#### Dataset content:

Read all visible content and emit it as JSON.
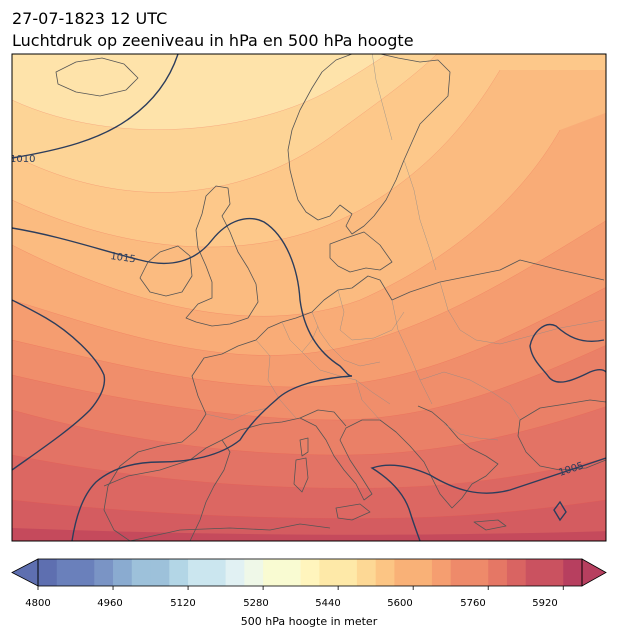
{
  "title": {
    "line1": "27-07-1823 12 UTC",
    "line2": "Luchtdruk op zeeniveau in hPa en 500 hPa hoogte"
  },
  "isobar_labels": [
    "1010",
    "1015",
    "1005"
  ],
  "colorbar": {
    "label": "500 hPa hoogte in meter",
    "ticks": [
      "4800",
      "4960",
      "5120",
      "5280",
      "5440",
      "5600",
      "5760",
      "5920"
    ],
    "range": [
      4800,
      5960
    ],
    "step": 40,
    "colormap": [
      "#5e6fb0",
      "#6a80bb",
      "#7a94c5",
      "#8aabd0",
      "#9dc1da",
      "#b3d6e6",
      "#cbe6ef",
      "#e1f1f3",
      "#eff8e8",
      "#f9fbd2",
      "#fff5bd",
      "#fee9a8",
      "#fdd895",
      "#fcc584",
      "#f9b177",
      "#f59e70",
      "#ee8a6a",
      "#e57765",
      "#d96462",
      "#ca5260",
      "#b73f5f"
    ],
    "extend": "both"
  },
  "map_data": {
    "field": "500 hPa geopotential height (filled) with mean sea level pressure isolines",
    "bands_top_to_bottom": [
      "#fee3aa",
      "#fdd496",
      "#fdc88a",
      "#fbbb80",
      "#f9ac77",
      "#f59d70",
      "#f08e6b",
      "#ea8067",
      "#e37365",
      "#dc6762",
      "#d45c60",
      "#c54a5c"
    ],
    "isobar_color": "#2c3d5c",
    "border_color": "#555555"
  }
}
* * *
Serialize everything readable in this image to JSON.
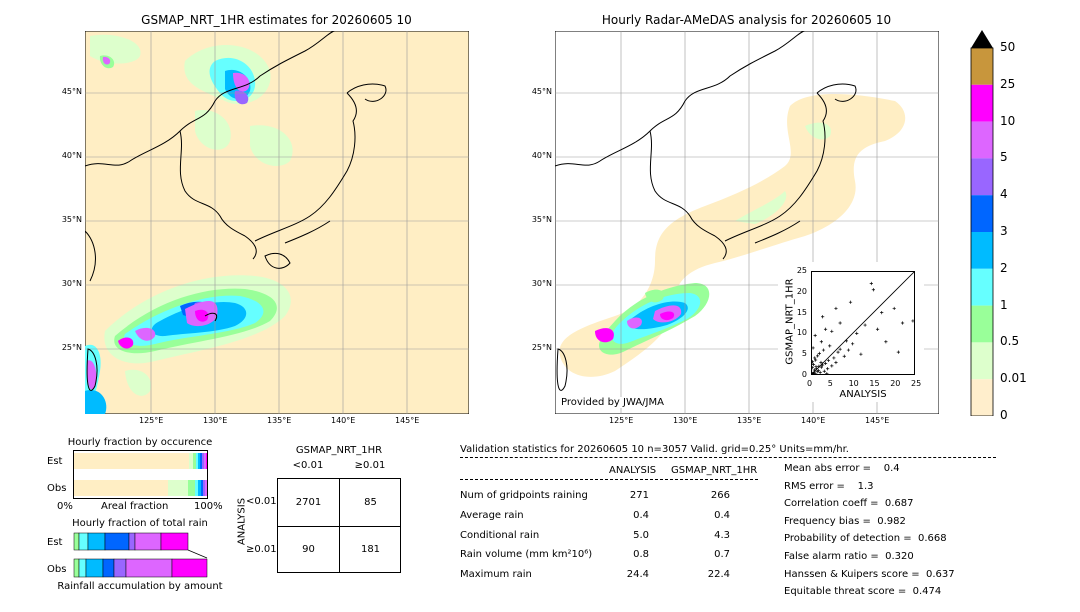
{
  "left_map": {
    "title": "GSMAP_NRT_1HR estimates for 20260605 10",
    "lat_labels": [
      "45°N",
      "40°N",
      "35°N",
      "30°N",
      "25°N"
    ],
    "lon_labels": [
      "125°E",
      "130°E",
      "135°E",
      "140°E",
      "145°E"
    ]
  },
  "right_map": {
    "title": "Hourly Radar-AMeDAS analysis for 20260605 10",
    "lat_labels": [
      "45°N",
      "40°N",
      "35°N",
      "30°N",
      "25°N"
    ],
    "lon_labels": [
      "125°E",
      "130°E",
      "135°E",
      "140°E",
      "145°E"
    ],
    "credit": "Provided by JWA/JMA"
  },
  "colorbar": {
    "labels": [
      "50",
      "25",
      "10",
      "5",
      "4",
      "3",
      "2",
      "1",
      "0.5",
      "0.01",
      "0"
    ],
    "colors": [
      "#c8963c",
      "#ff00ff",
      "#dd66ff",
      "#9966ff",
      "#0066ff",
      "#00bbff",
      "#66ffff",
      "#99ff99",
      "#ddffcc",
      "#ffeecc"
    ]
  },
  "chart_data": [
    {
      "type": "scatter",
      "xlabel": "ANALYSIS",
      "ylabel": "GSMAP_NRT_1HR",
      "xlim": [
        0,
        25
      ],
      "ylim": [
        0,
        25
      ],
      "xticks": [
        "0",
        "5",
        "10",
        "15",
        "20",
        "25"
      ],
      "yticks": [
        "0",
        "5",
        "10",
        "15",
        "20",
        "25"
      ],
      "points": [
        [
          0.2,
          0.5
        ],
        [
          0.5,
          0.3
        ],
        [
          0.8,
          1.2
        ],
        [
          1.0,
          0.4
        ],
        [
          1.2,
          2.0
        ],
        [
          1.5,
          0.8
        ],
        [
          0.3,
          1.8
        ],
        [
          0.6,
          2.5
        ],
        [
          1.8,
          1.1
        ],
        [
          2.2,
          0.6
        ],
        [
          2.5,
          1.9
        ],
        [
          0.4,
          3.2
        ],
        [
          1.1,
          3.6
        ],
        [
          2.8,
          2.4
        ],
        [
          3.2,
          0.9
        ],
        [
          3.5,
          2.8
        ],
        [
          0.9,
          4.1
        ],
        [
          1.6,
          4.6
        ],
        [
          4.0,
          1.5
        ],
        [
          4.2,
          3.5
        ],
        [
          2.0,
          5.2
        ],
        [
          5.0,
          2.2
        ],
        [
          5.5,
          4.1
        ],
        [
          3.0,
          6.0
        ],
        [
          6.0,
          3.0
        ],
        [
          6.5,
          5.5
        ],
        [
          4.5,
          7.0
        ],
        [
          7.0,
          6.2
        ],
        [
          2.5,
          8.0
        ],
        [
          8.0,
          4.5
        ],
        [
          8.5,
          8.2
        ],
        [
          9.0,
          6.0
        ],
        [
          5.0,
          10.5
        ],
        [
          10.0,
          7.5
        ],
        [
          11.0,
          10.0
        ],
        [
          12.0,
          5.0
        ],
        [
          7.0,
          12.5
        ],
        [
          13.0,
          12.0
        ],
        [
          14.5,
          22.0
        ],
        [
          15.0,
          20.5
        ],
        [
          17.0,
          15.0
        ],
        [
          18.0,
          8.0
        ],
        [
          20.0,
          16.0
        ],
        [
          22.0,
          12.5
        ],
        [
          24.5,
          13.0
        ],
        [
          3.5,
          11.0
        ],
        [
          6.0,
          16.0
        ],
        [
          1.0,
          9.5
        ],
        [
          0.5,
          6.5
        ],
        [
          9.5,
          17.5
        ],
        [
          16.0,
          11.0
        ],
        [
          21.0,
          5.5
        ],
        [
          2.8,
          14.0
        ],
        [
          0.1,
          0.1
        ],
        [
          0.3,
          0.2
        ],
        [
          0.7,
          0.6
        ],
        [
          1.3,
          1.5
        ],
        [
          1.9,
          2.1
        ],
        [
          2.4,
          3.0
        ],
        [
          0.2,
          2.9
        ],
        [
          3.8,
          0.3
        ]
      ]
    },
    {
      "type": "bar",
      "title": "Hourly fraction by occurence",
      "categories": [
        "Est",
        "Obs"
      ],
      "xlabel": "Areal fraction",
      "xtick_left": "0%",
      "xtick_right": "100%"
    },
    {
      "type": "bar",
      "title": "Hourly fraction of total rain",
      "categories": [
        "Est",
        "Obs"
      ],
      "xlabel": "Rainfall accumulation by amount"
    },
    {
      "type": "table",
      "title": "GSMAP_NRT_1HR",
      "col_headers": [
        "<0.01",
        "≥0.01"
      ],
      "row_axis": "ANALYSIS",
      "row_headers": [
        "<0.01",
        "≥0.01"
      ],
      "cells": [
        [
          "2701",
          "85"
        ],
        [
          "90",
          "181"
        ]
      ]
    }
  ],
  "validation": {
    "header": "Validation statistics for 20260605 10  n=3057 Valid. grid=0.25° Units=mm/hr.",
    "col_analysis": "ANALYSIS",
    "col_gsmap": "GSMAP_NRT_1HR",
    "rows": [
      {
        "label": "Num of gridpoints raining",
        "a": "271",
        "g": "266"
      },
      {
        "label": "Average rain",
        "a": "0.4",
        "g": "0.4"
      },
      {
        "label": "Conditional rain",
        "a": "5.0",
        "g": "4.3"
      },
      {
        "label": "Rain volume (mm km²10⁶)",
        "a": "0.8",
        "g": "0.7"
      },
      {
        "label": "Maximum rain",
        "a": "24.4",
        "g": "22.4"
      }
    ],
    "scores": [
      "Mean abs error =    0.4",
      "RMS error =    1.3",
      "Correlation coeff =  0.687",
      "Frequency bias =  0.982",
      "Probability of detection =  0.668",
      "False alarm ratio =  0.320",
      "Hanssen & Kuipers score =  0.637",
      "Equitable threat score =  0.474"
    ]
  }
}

#### Short problem:
Search the data for the string "type" and copy each line where it appears.

#### Output below:
      "type": "scatter",
      "type": "bar",
      "type": "bar",
      "type": "table",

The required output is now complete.